Copy the data exactly as it appears, and do not include any pictures.

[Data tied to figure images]
────────────────────────────────────────

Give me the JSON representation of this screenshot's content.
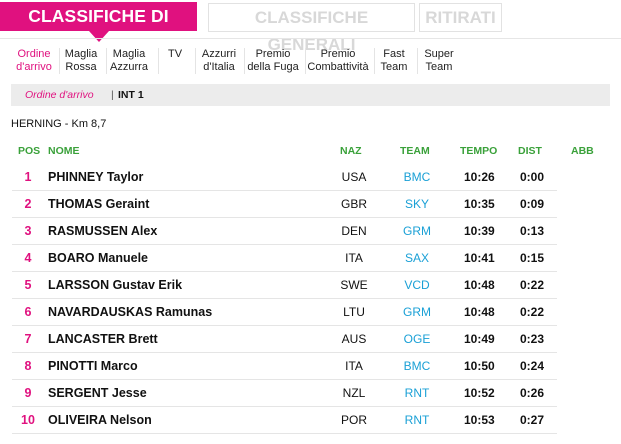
{
  "tabs": {
    "stage": "CLASSIFICHE DI TAPPA",
    "general": "CLASSIFICHE GENERALI",
    "retired": "RITIRATI"
  },
  "subnav": [
    {
      "label": "Ordine\nd'arrivo",
      "active": true
    },
    {
      "label": "Maglia\nRossa",
      "active": false
    },
    {
      "label": "Maglia\nAzzurra",
      "active": false
    },
    {
      "label": "TV",
      "active": false
    },
    {
      "label": "Azzurri\nd'Italia",
      "active": false
    },
    {
      "label": "Premio\ndella Fuga",
      "active": false
    },
    {
      "label": "Premio\nCombattività",
      "active": false
    },
    {
      "label": "Fast\nTeam",
      "active": false
    },
    {
      "label": "Super\nTeam",
      "active": false
    }
  ],
  "breadcrumb": {
    "link": "Ordine d'arrivo",
    "separator": "|",
    "current": "INT 1"
  },
  "stage_line": "HERNING - Km 8,7",
  "table": {
    "headers": {
      "pos": "POS",
      "name": "NOME",
      "naz": "NAZ",
      "team": "TEAM",
      "tempo": "TEMPO",
      "dist": "DIST",
      "abb": "ABB"
    },
    "rows": [
      {
        "pos": "1",
        "name": "PHINNEY Taylor",
        "naz": "USA",
        "team": "BMC",
        "tempo": "10:26",
        "dist": "0:00"
      },
      {
        "pos": "2",
        "name": "THOMAS Geraint",
        "naz": "GBR",
        "team": "SKY",
        "tempo": "10:35",
        "dist": "0:09"
      },
      {
        "pos": "3",
        "name": "RASMUSSEN Alex",
        "naz": "DEN",
        "team": "GRM",
        "tempo": "10:39",
        "dist": "0:13"
      },
      {
        "pos": "4",
        "name": "BOARO Manuele",
        "naz": "ITA",
        "team": "SAX",
        "tempo": "10:41",
        "dist": "0:15"
      },
      {
        "pos": "5",
        "name": "LARSSON Gustav Erik",
        "naz": "SWE",
        "team": "VCD",
        "tempo": "10:48",
        "dist": "0:22"
      },
      {
        "pos": "6",
        "name": "NAVARDAUSKAS Ramunas",
        "naz": "LTU",
        "team": "GRM",
        "tempo": "10:48",
        "dist": "0:22"
      },
      {
        "pos": "7",
        "name": "LANCASTER Brett",
        "naz": "AUS",
        "team": "OGE",
        "tempo": "10:49",
        "dist": "0:23"
      },
      {
        "pos": "8",
        "name": "PINOTTI Marco",
        "naz": "ITA",
        "team": "BMC",
        "tempo": "10:50",
        "dist": "0:24"
      },
      {
        "pos": "9",
        "name": "SERGENT Jesse",
        "naz": "NZL",
        "team": "RNT",
        "tempo": "10:52",
        "dist": "0:26"
      },
      {
        "pos": "10",
        "name": "OLIVEIRA Nelson",
        "naz": "POR",
        "team": "RNT",
        "tempo": "10:53",
        "dist": "0:27"
      }
    ]
  },
  "colors": {
    "accent": "#e0117f",
    "header_green": "#3aa13a",
    "team_blue": "#1aa0d6"
  }
}
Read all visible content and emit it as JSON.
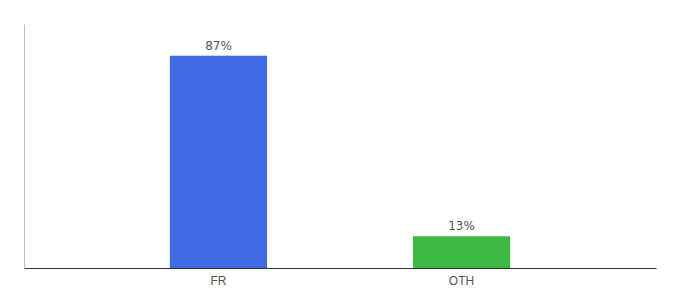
{
  "chart_data": {
    "type": "bar",
    "categories": [
      "FR",
      "OTH"
    ],
    "values": [
      87,
      13
    ],
    "value_labels": [
      "87%",
      "13%"
    ],
    "colors": [
      "#4169e1",
      "#3cb843"
    ],
    "ylim": [
      0,
      100
    ],
    "data_labels": true,
    "tick_labels": "x"
  }
}
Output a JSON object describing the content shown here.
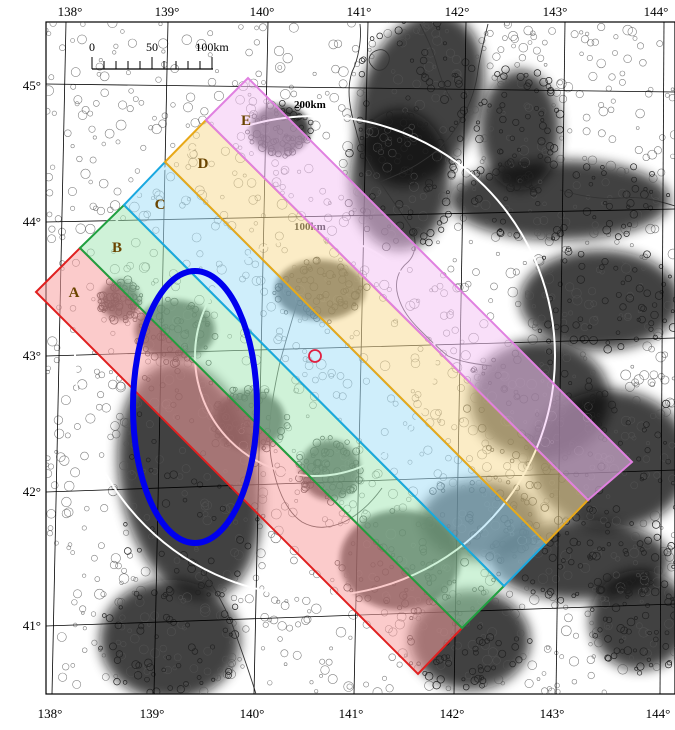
{
  "map": {
    "lon_ticks": [
      "138°",
      "139°",
      "140°",
      "141°",
      "142°",
      "143°",
      "144°"
    ],
    "lat_ticks": [
      "45°",
      "44°",
      "43°",
      "42°",
      "41°"
    ],
    "scale_bar": {
      "labels": [
        "0",
        "50",
        "100km"
      ]
    },
    "rings": [
      {
        "label": "200km"
      },
      {
        "label": "100km"
      }
    ],
    "bands": [
      {
        "label": "A",
        "color": "#e02020",
        "fill": "#f7a0a0"
      },
      {
        "label": "B",
        "color": "#20a040",
        "fill": "#a8e8b8"
      },
      {
        "label": "C",
        "color": "#1aa8e0",
        "fill": "#a8e0f8"
      },
      {
        "label": "D",
        "color": "#e8a818",
        "fill": "#f8dc98"
      },
      {
        "label": "E",
        "color": "#e080e0",
        "fill": "#f4c4f4"
      }
    ],
    "highlight_color": "#0000ee",
    "epicenter_color": "#e02040"
  }
}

────────────────────────────────────────

**OUTPUT FOR THIS TASK:**
Give me the JSON representation of this screenshot's content.
{
  "tabs": {
    "stage": "CLASSIFICHE DI TAPPA",
    "general": "CLASSIFICHE GENERALI",
    "retired": "RITIRATI"
  },
  "subnav": [
    {
      "label": "Ordine\nd'arrivo",
      "active": true
    },
    {
      "label": "Maglia\nRossa",
      "active": false
    },
    {
      "label": "Maglia\nAzzurra",
      "active": false
    },
    {
      "label": "TV",
      "active": false
    },
    {
      "label": "Azzurri\nd'Italia",
      "active": false
    },
    {
      "label": "Premio\ndella Fuga",
      "active": false
    },
    {
      "label": "Premio\nCombattività",
      "active": false
    },
    {
      "label": "Fast\nTeam",
      "active": false
    },
    {
      "label": "Super\nTeam",
      "active": false
    }
  ],
  "breadcrumb": {
    "link": "Ordine d'arrivo",
    "separator": "|",
    "current": "INT 1"
  },
  "stage_line": "HERNING - Km 8,7",
  "table": {
    "headers": {
      "pos": "POS",
      "name": "NOME",
      "naz": "NAZ",
      "team": "TEAM",
      "tempo": "TEMPO",
      "dist": "DIST",
      "abb": "ABB"
    },
    "rows": [
      {
        "pos": "1",
        "name": "PHINNEY Taylor",
        "naz": "USA",
        "team": "BMC",
        "tempo": "10:26",
        "dist": "0:00"
      },
      {
        "pos": "2",
        "name": "THOMAS Geraint",
        "naz": "GBR",
        "team": "SKY",
        "tempo": "10:35",
        "dist": "0:09"
      },
      {
        "pos": "3",
        "name": "RASMUSSEN Alex",
        "naz": "DEN",
        "team": "GRM",
        "tempo": "10:39",
        "dist": "0:13"
      },
      {
        "pos": "4",
        "name": "BOARO Manuele",
        "naz": "ITA",
        "team": "SAX",
        "tempo": "10:41",
        "dist": "0:15"
      },
      {
        "pos": "5",
        "name": "LARSSON Gustav Erik",
        "naz": "SWE",
        "team": "VCD",
        "tempo": "10:48",
        "dist": "0:22"
      },
      {
        "pos": "6",
        "name": "NAVARDAUSKAS Ramunas",
        "naz": "LTU",
        "team": "GRM",
        "tempo": "10:48",
        "dist": "0:22"
      },
      {
        "pos": "7",
        "name": "LANCASTER Brett",
        "naz": "AUS",
        "team": "OGE",
        "tempo": "10:49",
        "dist": "0:23"
      },
      {
        "pos": "8",
        "name": "PINOTTI Marco",
        "naz": "ITA",
        "team": "BMC",
        "tempo": "10:50",
        "dist": "0:24"
      },
      {
        "pos": "9",
        "name": "SERGENT Jesse",
        "naz": "NZL",
        "team": "RNT",
        "tempo": "10:52",
        "dist": "0:26"
      },
      {
        "pos": "10",
        "name": "OLIVEIRA Nelson",
        "naz": "POR",
        "team": "RNT",
        "tempo": "10:53",
        "dist": "0:27"
      }
    ]
  },
  "colors": {
    "accent": "#e0117f",
    "header_green": "#3aa13a",
    "team_blue": "#1aa0d6"
  }
}
Read all visible content and emit it as JSON.
{
  "chart_data": {
    "type": "bar",
    "categories": [
      "FR",
      "OTH"
    ],
    "values": [
      87,
      13
    ],
    "value_labels": [
      "87%",
      "13%"
    ],
    "colors": [
      "#4169e1",
      "#3cb843"
    ],
    "ylim": [
      0,
      100
    ],
    "data_labels": true,
    "tick_labels": "x"
  }
}
Output a JSON object describing the content shown here.
{
  "map": {
    "lon_ticks": [
      "138°",
      "139°",
      "140°",
      "141°",
      "142°",
      "143°",
      "144°"
    ],
    "lat_ticks": [
      "45°",
      "44°",
      "43°",
      "42°",
      "41°"
    ],
    "scale_bar": {
      "labels": [
        "0",
        "50",
        "100km"
      ]
    },
    "rings": [
      {
        "label": "200km"
      },
      {
        "label": "100km"
      }
    ],
    "bands": [
      {
        "label": "A",
        "color": "#e02020",
        "fill": "#f7a0a0"
      },
      {
        "label": "B",
        "color": "#20a040",
        "fill": "#a8e8b8"
      },
      {
        "label": "C",
        "color": "#1aa8e0",
        "fill": "#a8e0f8"
      },
      {
        "label": "D",
        "color": "#e8a818",
        "fill": "#f8dc98"
      },
      {
        "label": "E",
        "color": "#e080e0",
        "fill": "#f4c4f4"
      }
    ],
    "highlight_color": "#0000ee",
    "epicenter_color": "#e02040"
  }
}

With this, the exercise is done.